-- start Dataset entries --
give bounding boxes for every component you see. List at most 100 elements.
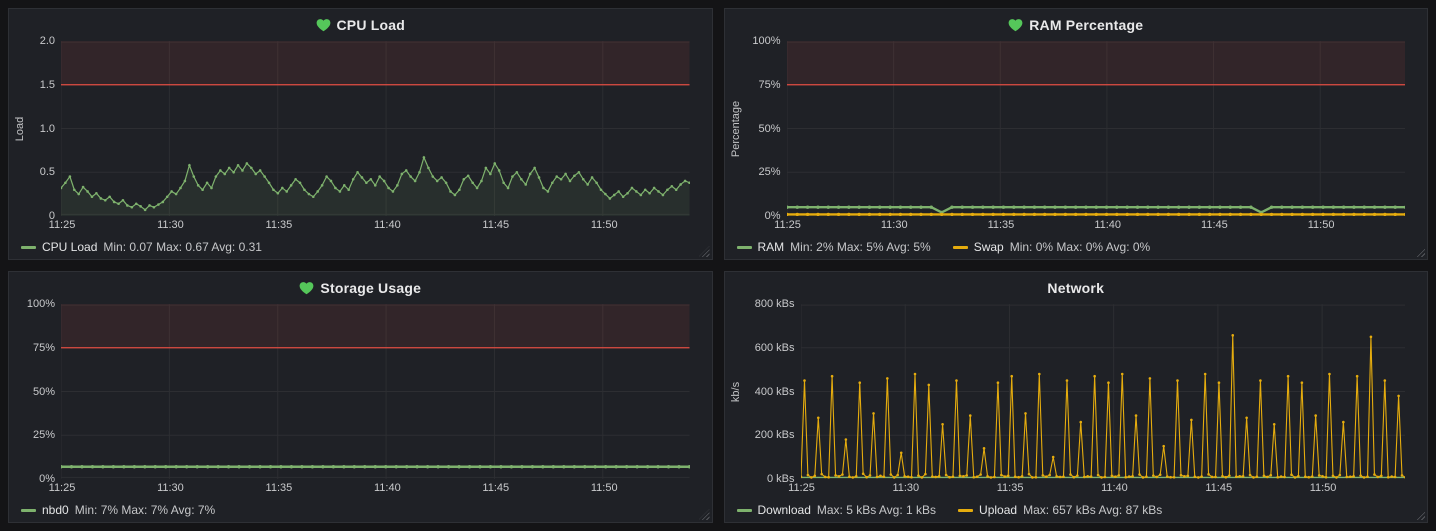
series-color-swatch[interactable] bbox=[21, 508, 36, 512]
y-tick-label: 0 kBs bbox=[766, 473, 795, 485]
y-tick-labels: 0 kBs 200 kBs 400 kBs 600 kBs 800 kBs bbox=[743, 298, 801, 485]
health-heart-icon bbox=[316, 18, 331, 32]
ram-percentage-chart[interactable] bbox=[786, 41, 1406, 216]
panel-ram-percentage: RAM Percentage Percentage 0% 25% 50% 75% 100… bbox=[723, 8, 1428, 260]
storage-usage-chart[interactable] bbox=[61, 304, 690, 479]
legend-item: Swap Min: 0% Max: 0% Avg: 0% bbox=[952, 240, 1151, 254]
y-axis-label: kb/s bbox=[729, 381, 742, 402]
panel-resize-handle[interactable] bbox=[698, 246, 710, 257]
panel-cpu-load: CPU Load Load 0 0.5 1.0 1.5 2.0 11:25 11:30 11… bbox=[8, 8, 713, 260]
legend-item: Upload Max: 657 kBs Avg: 87 kBs bbox=[958, 503, 1162, 517]
panel-header[interactable]: CPU Load bbox=[9, 9, 712, 37]
y-tick-labels: 0% 25% 50% 75% 100% bbox=[743, 35, 787, 222]
x-tick-label: 11:30 bbox=[157, 482, 184, 494]
legend-series-name[interactable]: CPU Load bbox=[42, 240, 98, 254]
legend-series-name[interactable]: Swap bbox=[973, 240, 1004, 254]
legend-series-name[interactable]: nbd0 bbox=[42, 503, 69, 517]
x-tick-label: 11:45 bbox=[482, 482, 510, 494]
x-tick-label: 11:30 bbox=[892, 482, 920, 494]
y-tick-label: 600 kBs bbox=[754, 341, 795, 354]
x-tick-label: 11:25 bbox=[774, 219, 801, 231]
y-axis-label: Load bbox=[14, 116, 26, 141]
y-tick-label: 100% bbox=[26, 298, 55, 310]
panel-title[interactable]: RAM Percentage bbox=[1029, 17, 1144, 33]
legend-series-name[interactable]: Download bbox=[757, 503, 811, 517]
series-color-swatch[interactable] bbox=[21, 245, 36, 249]
panel-title[interactable]: Storage Usage bbox=[320, 280, 422, 296]
y-tick-labels: 0 0.5 1.0 1.5 2.0 bbox=[27, 35, 61, 222]
y-tick-label: 100% bbox=[752, 35, 781, 47]
legend: nbd0 Min: 7% Max: 7% Avg: 7% bbox=[9, 498, 712, 522]
x-tick-label: 11:30 bbox=[880, 219, 908, 231]
x-tick-label: 11:35 bbox=[265, 482, 293, 494]
y-tick-label: 0% bbox=[39, 473, 55, 485]
x-tick-label: 11:25 bbox=[788, 482, 815, 494]
legend: Download Max: 5 kBs Avg: 1 kBs Upload Max: … bbox=[725, 498, 1428, 522]
y-tick-label: 1.0 bbox=[39, 122, 55, 135]
x-tick-label: 11:50 bbox=[590, 219, 618, 231]
panel-resize-handle[interactable] bbox=[1414, 509, 1425, 520]
y-tick-label: 50% bbox=[32, 385, 55, 398]
legend-series-stats: Min: 7% Max: 7% Avg: 7% bbox=[74, 503, 216, 517]
x-tick-labels: 11:25 11:30 11:35 11:40 11:45 11:50 bbox=[9, 219, 712, 235]
x-tick-label: 11:50 bbox=[590, 482, 618, 494]
x-tick-label: 11:40 bbox=[373, 219, 401, 231]
y-tick-label: 0% bbox=[764, 210, 781, 222]
legend-item: Download Max: 5 kBs Avg: 1 kBs bbox=[736, 503, 937, 517]
legend-series-stats: Min: 0% Max: 0% Avg: 0% bbox=[1009, 240, 1151, 254]
x-tick-labels: 11:25 11:30 11:35 11:40 11:45 11:50 bbox=[9, 482, 712, 498]
panel-network: Network kb/s 0 kBs 200 kBs 400 kBs 600 kBs 8… bbox=[723, 271, 1428, 523]
x-tick-label: 11:40 bbox=[373, 482, 401, 494]
x-tick-label: 11:35 bbox=[987, 219, 1015, 231]
y-tick-labels: 0% 25% 50% 75% 100% bbox=[13, 298, 61, 485]
x-tick-label: 11:25 bbox=[48, 219, 76, 231]
health-heart-icon bbox=[1008, 18, 1023, 32]
y-tick-label: 800 kBs bbox=[754, 298, 795, 310]
health-heart-icon bbox=[299, 281, 314, 295]
legend-series-stats: Min: 2% Max: 5% Avg: 5% bbox=[790, 240, 931, 254]
legend-series-stats: Max: 5 kBs Avg: 1 kBs bbox=[816, 503, 937, 517]
legend-series-name[interactable]: Upload bbox=[979, 503, 1018, 517]
panel-header[interactable]: RAM Percentage bbox=[725, 9, 1428, 37]
panel-header[interactable]: Network bbox=[725, 272, 1428, 300]
series-color-swatch[interactable] bbox=[736, 245, 752, 249]
legend-series-stats: Max: 657 kBs Avg: 87 kBs bbox=[1023, 503, 1163, 517]
panel-header[interactable]: Storage Usage bbox=[9, 272, 712, 300]
x-tick-label: 11:50 bbox=[1309, 482, 1337, 494]
y-tick-label: 50% bbox=[758, 122, 781, 135]
x-tick-label: 11:25 bbox=[48, 482, 76, 494]
y-tick-label: 0 bbox=[48, 210, 55, 222]
x-tick-label: 11:45 bbox=[1201, 219, 1228, 231]
series-color-swatch[interactable] bbox=[952, 245, 968, 249]
y-axis-label: Percentage bbox=[729, 100, 742, 157]
panel-title[interactable]: Network bbox=[1047, 280, 1105, 296]
x-tick-label: 11:30 bbox=[157, 219, 184, 231]
x-tick-label: 11:45 bbox=[482, 219, 510, 231]
y-tick-label: 0.5 bbox=[39, 166, 55, 179]
network-chart[interactable] bbox=[800, 304, 1406, 479]
y-tick-label: 75% bbox=[32, 341, 55, 354]
series-color-swatch[interactable] bbox=[958, 508, 974, 512]
y-tick-label: 200 kBs bbox=[754, 429, 795, 442]
panel-resize-handle[interactable] bbox=[698, 509, 710, 520]
panel-storage-usage: Storage Usage 0% 25% 50% 75% 100% 11:25 11:30… bbox=[8, 271, 713, 523]
x-tick-label: 11:40 bbox=[1101, 482, 1128, 494]
legend-series-name[interactable]: RAM bbox=[757, 240, 785, 254]
x-tick-label: 11:35 bbox=[996, 482, 1024, 494]
y-tick-label: 25% bbox=[758, 166, 781, 179]
x-tick-label: 11:35 bbox=[265, 219, 293, 231]
legend-item: RAM Min: 2% Max: 5% Avg: 5% bbox=[736, 240, 931, 254]
x-tick-label: 11:50 bbox=[1307, 219, 1335, 231]
y-tick-label: 25% bbox=[32, 429, 55, 442]
y-tick-label: 400 kBs bbox=[754, 385, 795, 398]
y-tick-label: 1.5 bbox=[39, 78, 55, 91]
cpu-load-chart[interactable] bbox=[61, 41, 690, 216]
panel-resize-handle[interactable] bbox=[1414, 246, 1425, 257]
legend-series-stats: Min: 0.07 Max: 0.67 Avg: 0.31 bbox=[103, 240, 262, 254]
legend-item: nbd0 Min: 7% Max: 7% Avg: 7% bbox=[21, 503, 215, 517]
x-tick-label: 11:40 bbox=[1094, 219, 1122, 231]
panel-title[interactable]: CPU Load bbox=[336, 17, 405, 33]
series-color-swatch[interactable] bbox=[736, 508, 752, 512]
x-tick-labels: 11:25 11:30 11:35 11:40 11:45 11:50 bbox=[725, 219, 1428, 235]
-- end Dataset entries --
Short exercise →
Quote the lines starting at the line that contains "series-color-swatch[interactable] bbox=[21, 508, 36, 512]" and ending at the line that contains "storage-usage-chart[interactable] bbox=[61, 304, 690, 479]", both included.

Exercise solution →
series-color-swatch[interactable] bbox=[21, 508, 36, 512]
y-tick-label: 0 kBs bbox=[766, 473, 795, 485]
y-tick-labels: 0 kBs 200 kBs 400 kBs 600 kBs 800 kBs bbox=[743, 298, 801, 485]
health-heart-icon bbox=[316, 18, 331, 32]
ram-percentage-chart[interactable] bbox=[786, 41, 1406, 216]
panel-ram-percentage: RAM Percentage Percentage 0% 25% 50% 75% 100… bbox=[723, 8, 1428, 260]
storage-usage-chart[interactable] bbox=[61, 304, 690, 479]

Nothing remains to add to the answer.